* [Required work]
Please present every line of the records from the one containing "list-item-label: 阀盖 [222,1039,256,1059]" down to the one containing "callout-label: 7 [467,458,471,465]", both included, as a numbered list. Leave out blank lines.

Visual layout annotation records:
####################

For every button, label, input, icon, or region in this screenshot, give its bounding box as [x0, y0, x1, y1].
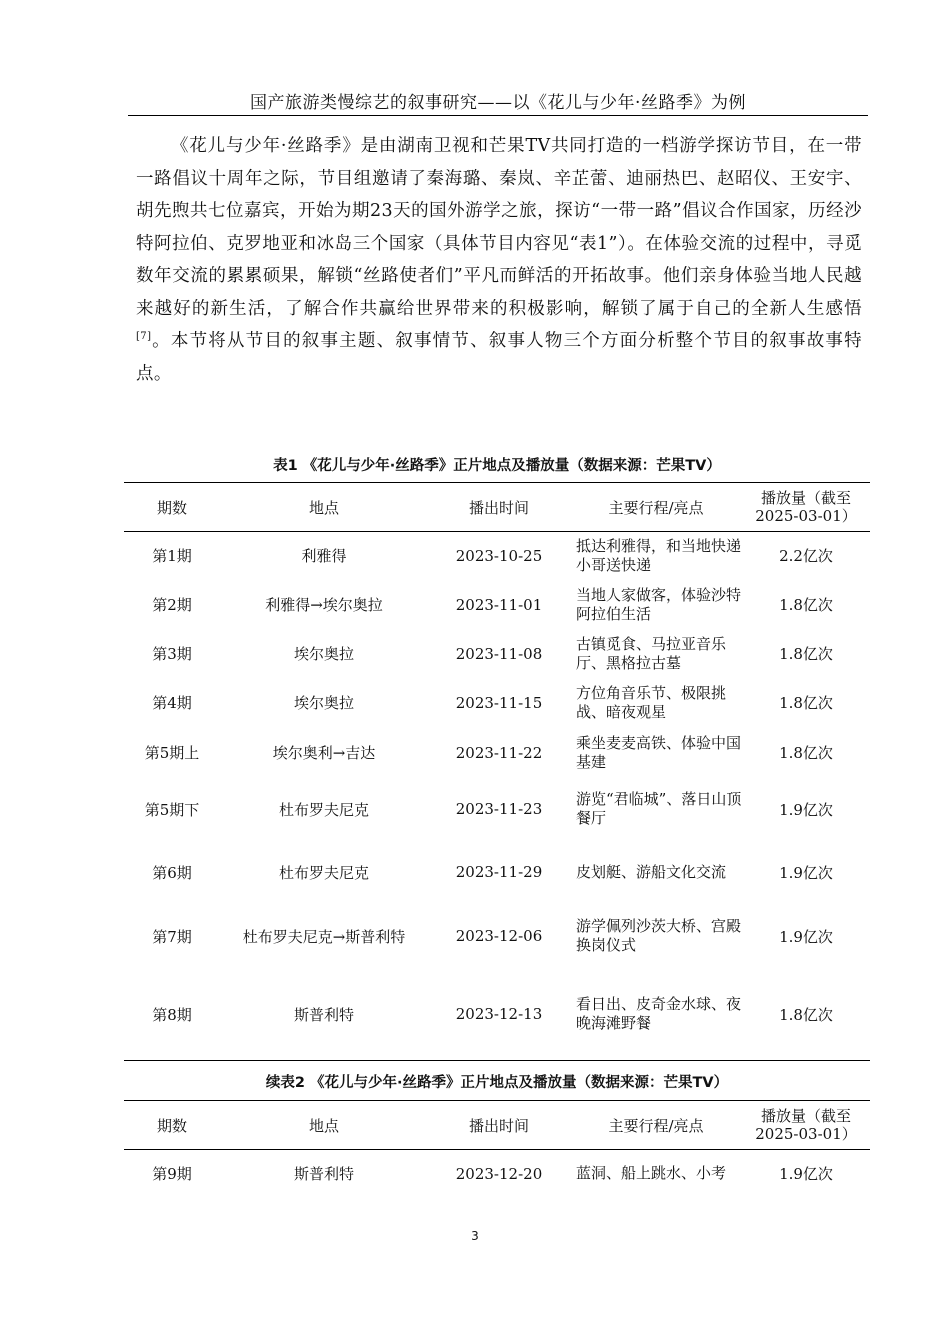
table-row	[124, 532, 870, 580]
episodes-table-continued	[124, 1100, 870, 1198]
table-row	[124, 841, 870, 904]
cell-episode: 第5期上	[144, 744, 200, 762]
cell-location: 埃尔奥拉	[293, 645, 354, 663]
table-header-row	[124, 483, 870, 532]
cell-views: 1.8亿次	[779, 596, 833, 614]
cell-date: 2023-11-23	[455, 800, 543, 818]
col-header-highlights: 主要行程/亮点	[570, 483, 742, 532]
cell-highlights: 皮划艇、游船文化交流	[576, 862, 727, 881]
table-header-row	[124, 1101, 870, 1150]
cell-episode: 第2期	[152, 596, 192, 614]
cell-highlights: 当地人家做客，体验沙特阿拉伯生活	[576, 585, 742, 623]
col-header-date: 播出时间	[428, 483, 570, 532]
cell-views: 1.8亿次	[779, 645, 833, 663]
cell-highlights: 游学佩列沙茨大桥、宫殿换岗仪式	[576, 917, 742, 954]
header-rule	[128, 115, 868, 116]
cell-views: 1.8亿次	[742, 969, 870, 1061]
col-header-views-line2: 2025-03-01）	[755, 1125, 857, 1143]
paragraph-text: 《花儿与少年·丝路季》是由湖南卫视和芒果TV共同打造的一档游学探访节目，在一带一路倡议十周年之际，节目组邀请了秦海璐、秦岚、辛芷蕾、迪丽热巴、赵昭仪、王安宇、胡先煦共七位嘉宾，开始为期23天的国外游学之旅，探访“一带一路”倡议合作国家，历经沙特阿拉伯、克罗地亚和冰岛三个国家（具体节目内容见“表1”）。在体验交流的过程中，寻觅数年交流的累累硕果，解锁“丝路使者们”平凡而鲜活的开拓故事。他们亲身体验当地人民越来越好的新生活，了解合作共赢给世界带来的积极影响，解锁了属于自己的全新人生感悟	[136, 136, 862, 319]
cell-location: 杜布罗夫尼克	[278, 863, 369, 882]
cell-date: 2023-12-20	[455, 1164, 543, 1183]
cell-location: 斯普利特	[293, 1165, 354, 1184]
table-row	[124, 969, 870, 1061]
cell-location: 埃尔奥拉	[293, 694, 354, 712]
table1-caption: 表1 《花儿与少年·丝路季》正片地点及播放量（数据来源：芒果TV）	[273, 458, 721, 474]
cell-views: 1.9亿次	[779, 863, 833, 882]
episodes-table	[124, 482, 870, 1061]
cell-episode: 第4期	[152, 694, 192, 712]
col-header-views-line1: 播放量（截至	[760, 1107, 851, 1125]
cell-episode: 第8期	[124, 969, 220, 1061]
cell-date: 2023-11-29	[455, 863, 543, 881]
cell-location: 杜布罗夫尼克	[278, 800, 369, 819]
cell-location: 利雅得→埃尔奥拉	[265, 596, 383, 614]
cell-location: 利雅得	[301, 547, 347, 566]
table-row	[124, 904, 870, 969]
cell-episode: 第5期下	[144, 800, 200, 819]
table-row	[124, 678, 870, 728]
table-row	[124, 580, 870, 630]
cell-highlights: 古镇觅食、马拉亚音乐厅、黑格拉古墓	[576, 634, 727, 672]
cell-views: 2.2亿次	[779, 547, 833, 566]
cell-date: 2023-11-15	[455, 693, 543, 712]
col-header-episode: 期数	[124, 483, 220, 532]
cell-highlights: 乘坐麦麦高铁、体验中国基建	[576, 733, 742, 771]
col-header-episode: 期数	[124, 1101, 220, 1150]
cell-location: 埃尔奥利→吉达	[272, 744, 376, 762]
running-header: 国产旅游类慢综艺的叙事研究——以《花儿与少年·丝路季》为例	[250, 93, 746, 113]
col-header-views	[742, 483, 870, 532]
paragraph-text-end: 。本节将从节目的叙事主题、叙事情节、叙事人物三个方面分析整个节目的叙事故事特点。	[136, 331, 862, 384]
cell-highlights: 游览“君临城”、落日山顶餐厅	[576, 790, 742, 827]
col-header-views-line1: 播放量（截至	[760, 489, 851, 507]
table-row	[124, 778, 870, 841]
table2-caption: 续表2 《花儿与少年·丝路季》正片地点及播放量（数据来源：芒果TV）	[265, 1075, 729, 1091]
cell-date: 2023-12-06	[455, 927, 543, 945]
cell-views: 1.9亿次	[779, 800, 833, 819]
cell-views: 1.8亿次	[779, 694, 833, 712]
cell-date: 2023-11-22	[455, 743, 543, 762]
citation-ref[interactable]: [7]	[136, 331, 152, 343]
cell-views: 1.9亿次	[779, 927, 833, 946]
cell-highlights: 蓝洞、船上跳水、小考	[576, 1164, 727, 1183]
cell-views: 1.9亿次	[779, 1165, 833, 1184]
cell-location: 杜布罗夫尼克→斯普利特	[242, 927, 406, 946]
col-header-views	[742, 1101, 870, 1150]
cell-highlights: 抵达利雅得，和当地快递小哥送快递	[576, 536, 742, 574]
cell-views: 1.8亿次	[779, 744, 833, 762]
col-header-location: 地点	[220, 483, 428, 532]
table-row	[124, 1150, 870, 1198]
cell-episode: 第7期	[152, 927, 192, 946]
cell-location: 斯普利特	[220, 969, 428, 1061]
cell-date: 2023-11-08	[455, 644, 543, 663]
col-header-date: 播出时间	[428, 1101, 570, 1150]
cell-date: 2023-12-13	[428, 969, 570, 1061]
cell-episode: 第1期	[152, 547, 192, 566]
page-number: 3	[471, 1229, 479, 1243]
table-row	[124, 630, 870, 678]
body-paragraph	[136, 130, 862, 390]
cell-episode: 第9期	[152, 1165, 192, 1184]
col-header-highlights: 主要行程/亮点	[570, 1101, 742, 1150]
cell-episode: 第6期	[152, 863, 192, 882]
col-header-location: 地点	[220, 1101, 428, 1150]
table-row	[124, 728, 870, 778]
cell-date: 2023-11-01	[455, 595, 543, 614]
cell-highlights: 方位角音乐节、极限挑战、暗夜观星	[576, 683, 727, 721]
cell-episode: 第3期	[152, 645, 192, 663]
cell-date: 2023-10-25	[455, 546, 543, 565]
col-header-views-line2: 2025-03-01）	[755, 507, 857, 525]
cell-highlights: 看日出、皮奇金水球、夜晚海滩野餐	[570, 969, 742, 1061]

####################

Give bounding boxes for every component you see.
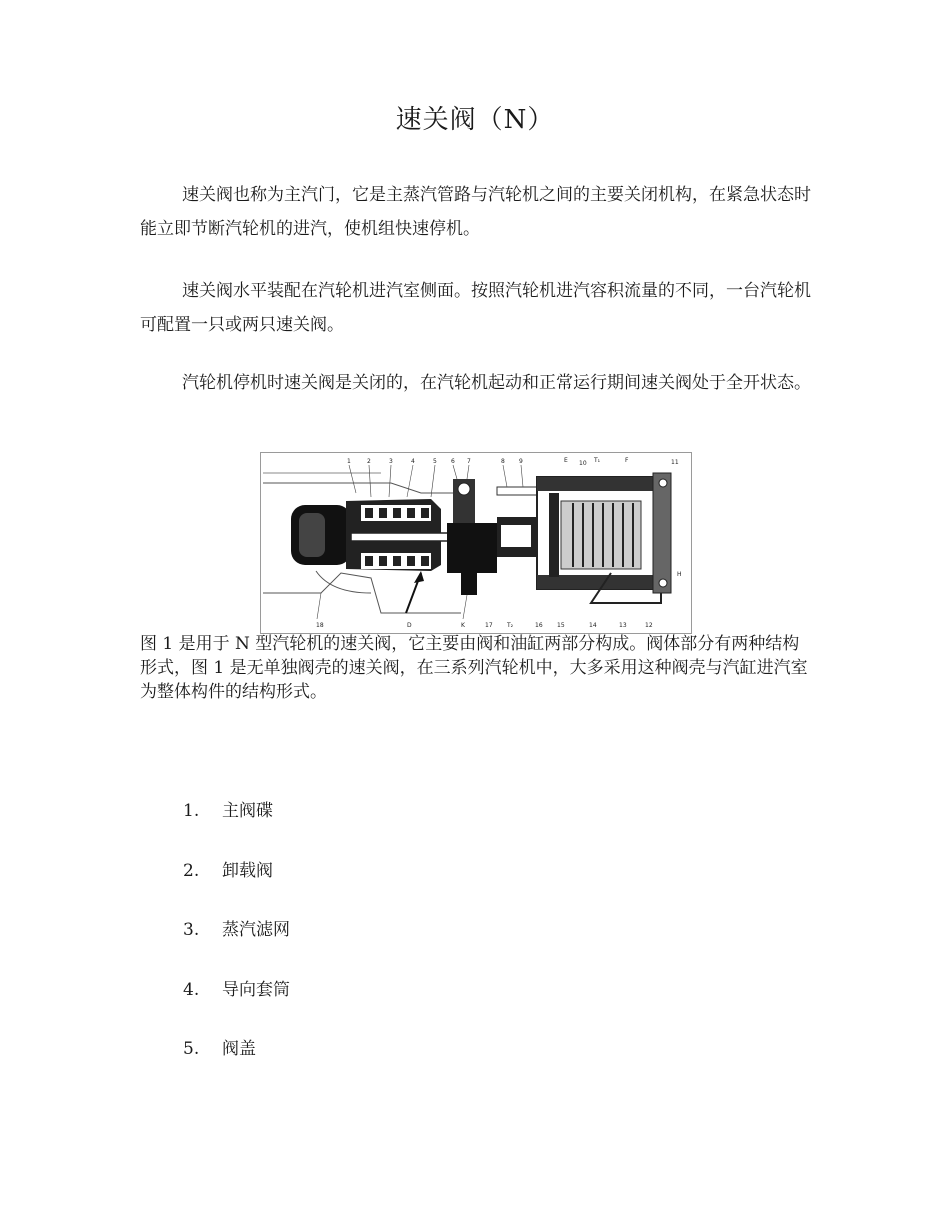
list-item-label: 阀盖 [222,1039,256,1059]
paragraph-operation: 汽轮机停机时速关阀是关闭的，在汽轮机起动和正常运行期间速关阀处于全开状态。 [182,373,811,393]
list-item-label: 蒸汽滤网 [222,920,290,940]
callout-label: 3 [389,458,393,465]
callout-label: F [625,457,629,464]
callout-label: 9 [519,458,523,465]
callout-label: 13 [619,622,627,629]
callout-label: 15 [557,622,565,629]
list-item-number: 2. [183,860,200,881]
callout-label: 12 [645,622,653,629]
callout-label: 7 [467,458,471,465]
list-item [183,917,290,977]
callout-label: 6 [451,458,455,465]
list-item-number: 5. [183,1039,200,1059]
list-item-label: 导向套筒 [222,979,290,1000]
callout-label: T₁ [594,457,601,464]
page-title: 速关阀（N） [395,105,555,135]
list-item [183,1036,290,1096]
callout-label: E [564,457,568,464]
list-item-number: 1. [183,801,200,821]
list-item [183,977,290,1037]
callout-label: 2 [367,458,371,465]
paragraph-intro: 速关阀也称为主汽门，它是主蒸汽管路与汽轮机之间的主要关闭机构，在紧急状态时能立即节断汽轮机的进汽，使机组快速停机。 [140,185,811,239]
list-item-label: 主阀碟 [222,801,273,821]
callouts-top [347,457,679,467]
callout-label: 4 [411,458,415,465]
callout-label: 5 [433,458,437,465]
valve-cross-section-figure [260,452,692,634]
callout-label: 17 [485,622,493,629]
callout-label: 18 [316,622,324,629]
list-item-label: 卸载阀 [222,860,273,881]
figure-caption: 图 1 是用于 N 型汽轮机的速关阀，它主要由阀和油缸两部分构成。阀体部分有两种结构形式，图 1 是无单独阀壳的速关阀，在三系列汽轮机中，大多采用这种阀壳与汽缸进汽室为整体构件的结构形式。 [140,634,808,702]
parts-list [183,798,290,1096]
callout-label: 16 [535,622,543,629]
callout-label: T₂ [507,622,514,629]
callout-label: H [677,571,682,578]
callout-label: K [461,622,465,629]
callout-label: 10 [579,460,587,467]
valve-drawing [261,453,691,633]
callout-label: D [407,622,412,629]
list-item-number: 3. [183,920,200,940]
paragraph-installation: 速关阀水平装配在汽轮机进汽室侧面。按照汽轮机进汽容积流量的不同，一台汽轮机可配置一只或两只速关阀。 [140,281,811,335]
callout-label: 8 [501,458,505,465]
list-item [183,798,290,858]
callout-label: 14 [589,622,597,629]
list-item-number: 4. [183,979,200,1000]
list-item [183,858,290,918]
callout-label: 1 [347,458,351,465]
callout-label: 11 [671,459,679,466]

####################

* [Written reply]
1. list-item-label: 阀盖 [222,1039,256,1059]
2. paragraph-operation: 汽轮机停机时速关阀是关闭的，在汽轮机起动和正常运行期间速关阀处于全开状态。 [182,373,811,393]
3. list-item-label: 蒸汽滤网 [222,920,290,940]
4. callout-label: 3 [389,458,393,465]
5. callout-label: F [625,457,629,464]
6. callout-label: 9 [519,458,523,465]
7. callout-label: 13 [619,622,627,629]
8. callout-label: 15 [557,622,565,629]
9. list-item-number: 2. [183,860,200,881]
10. callout-label: 12 [645,622,653,629]
11. callout-label: 7 [467,458,471,465]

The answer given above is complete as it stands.